▶ Exercise details:
Tally the lines that contain the string "timestamp" and give the number by itself.

▶ Provided entries:

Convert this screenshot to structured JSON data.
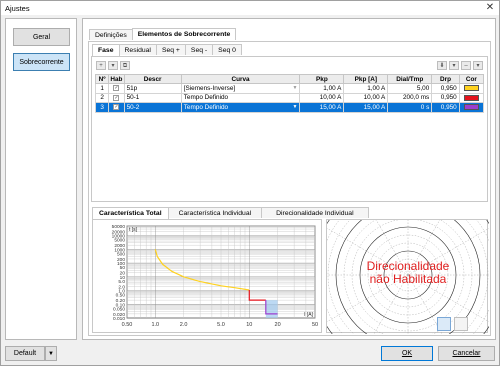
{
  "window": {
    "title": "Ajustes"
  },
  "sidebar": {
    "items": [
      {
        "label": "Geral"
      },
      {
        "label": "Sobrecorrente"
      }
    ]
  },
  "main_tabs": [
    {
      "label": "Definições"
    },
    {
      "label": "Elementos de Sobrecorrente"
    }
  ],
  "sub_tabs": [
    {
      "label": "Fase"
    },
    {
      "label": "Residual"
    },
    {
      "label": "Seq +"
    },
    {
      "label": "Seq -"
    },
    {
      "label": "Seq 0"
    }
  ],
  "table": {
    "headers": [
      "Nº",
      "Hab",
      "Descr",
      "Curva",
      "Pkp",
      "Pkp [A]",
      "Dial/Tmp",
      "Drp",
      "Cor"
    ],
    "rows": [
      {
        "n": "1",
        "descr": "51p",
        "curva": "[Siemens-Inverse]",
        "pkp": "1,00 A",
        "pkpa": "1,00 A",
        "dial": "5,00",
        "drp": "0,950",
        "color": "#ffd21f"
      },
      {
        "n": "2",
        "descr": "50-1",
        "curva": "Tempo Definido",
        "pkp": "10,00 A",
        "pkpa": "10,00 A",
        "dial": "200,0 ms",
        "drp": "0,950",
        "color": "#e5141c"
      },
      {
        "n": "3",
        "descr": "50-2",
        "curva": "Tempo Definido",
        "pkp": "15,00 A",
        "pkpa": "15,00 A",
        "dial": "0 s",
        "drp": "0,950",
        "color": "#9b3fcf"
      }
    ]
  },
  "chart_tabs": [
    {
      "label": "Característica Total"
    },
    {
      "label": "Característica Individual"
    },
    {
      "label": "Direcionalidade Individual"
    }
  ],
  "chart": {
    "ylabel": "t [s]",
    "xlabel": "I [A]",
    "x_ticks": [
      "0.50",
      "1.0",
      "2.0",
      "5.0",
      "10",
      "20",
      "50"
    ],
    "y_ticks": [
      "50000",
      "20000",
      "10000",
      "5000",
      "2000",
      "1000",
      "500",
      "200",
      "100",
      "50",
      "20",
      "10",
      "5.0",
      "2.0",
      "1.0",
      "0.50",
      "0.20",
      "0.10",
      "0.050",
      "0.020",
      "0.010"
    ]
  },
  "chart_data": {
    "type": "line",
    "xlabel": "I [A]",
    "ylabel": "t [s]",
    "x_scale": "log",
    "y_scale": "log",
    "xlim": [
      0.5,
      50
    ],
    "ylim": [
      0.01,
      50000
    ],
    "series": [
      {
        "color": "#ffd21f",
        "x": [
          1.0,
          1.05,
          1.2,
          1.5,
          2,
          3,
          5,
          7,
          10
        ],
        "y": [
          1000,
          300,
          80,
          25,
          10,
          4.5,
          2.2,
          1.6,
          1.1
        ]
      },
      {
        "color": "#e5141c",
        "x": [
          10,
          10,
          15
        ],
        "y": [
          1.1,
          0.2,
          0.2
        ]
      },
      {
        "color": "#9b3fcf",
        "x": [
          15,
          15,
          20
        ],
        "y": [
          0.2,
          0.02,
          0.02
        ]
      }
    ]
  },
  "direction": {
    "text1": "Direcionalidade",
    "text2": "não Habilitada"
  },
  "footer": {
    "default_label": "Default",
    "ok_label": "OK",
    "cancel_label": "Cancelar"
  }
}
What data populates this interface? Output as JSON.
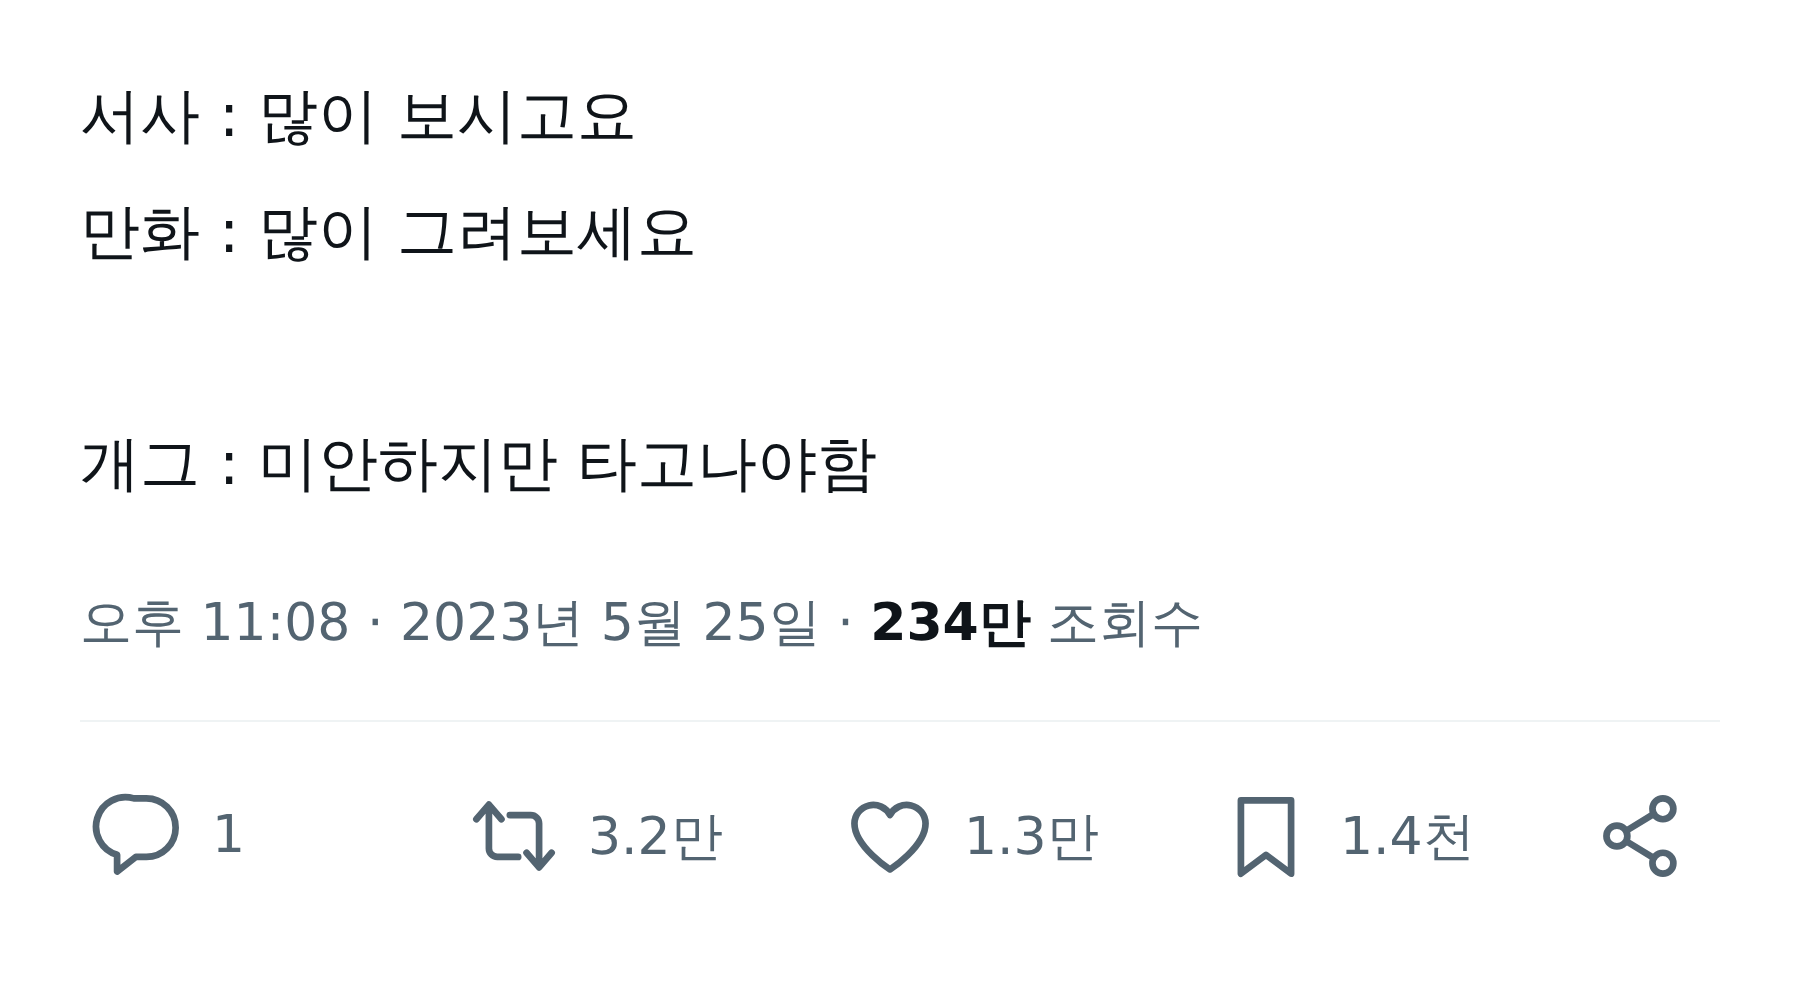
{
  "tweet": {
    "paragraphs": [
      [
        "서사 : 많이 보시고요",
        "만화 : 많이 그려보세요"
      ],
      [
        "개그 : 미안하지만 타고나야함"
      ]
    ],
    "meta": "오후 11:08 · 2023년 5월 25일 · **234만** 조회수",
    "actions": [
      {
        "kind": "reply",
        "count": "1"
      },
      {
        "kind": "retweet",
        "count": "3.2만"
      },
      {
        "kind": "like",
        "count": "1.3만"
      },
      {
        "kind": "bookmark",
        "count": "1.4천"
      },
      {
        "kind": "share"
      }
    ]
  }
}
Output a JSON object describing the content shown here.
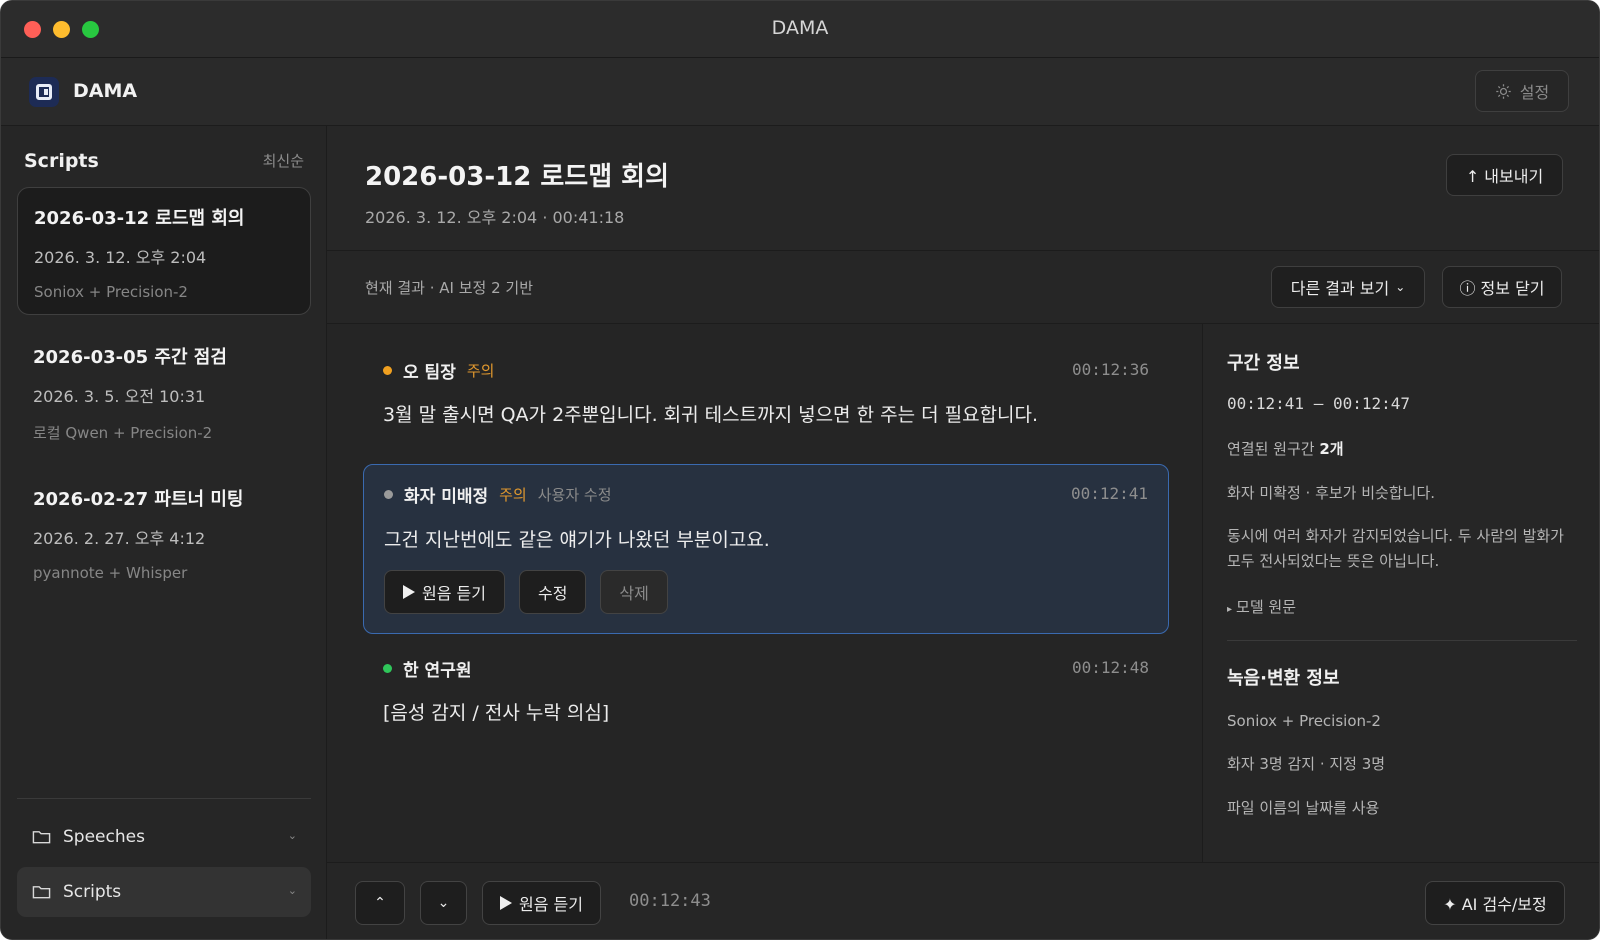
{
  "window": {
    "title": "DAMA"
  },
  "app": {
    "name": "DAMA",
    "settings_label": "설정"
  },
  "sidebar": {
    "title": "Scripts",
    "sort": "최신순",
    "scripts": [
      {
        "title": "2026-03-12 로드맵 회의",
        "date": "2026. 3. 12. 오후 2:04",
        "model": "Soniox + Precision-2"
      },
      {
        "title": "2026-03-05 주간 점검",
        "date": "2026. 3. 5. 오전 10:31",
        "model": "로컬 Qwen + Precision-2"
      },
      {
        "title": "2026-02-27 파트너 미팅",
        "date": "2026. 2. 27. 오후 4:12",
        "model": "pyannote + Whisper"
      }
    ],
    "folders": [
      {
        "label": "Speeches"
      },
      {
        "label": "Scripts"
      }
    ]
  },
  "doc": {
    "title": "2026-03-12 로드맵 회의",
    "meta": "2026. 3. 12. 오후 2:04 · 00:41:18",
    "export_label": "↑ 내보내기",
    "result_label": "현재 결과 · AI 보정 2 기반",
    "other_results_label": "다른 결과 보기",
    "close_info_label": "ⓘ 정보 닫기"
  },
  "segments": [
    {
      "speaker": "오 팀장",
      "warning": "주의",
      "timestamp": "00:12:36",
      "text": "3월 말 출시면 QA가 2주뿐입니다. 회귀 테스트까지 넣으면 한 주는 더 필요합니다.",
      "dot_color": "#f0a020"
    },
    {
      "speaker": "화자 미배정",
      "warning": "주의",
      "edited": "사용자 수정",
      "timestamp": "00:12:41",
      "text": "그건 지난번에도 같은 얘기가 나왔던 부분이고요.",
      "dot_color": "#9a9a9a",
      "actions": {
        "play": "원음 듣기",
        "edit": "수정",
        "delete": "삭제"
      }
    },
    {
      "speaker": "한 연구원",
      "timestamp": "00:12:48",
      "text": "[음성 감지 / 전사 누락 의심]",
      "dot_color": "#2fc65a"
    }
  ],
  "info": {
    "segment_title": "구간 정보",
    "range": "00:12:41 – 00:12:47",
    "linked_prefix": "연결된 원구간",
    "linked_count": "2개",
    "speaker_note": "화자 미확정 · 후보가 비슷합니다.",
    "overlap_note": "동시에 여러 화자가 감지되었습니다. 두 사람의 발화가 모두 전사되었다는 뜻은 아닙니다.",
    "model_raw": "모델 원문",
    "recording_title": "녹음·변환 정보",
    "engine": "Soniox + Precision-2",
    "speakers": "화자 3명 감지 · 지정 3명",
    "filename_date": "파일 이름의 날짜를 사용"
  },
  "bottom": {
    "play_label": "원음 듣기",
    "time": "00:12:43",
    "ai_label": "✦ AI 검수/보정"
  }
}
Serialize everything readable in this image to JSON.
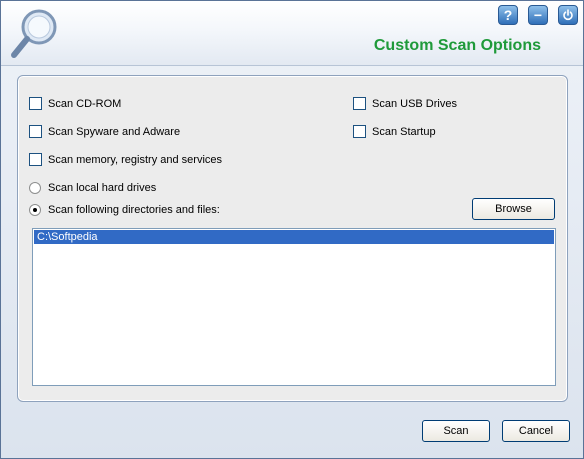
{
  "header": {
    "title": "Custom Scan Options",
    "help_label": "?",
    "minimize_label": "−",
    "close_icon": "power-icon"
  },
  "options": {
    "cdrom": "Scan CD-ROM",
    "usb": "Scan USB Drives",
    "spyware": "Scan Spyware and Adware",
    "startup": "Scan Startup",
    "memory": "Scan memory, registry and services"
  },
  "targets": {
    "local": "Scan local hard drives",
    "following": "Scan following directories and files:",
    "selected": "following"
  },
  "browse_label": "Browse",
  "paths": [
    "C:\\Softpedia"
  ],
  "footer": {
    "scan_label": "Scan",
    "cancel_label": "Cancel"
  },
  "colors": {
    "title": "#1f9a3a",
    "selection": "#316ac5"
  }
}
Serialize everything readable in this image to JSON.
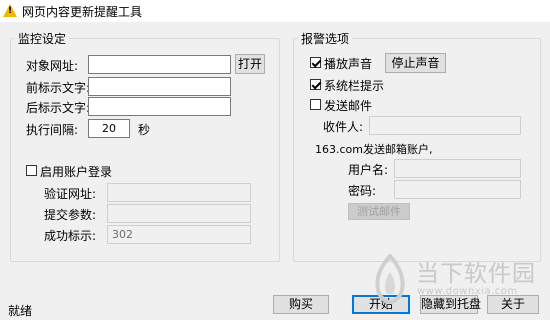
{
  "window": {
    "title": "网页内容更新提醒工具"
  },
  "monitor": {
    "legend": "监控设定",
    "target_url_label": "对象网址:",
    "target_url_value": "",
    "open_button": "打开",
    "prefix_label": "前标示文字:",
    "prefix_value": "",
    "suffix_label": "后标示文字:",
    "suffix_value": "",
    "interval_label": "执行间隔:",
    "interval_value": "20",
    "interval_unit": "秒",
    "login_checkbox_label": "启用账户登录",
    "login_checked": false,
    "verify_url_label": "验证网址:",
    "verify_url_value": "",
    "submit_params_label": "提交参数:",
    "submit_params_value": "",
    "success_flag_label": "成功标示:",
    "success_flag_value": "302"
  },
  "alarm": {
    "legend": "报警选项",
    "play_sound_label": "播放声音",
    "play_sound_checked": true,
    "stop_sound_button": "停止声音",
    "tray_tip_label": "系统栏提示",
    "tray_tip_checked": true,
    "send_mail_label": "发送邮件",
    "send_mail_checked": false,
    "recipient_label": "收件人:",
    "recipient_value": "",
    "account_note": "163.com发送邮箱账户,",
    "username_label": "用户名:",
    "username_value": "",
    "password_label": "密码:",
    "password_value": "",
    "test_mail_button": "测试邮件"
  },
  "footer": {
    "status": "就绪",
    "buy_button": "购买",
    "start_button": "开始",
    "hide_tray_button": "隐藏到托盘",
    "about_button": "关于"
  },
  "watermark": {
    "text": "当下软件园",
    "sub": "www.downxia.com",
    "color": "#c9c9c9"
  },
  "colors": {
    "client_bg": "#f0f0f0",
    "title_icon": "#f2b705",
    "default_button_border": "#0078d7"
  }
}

▶ Complete response:
3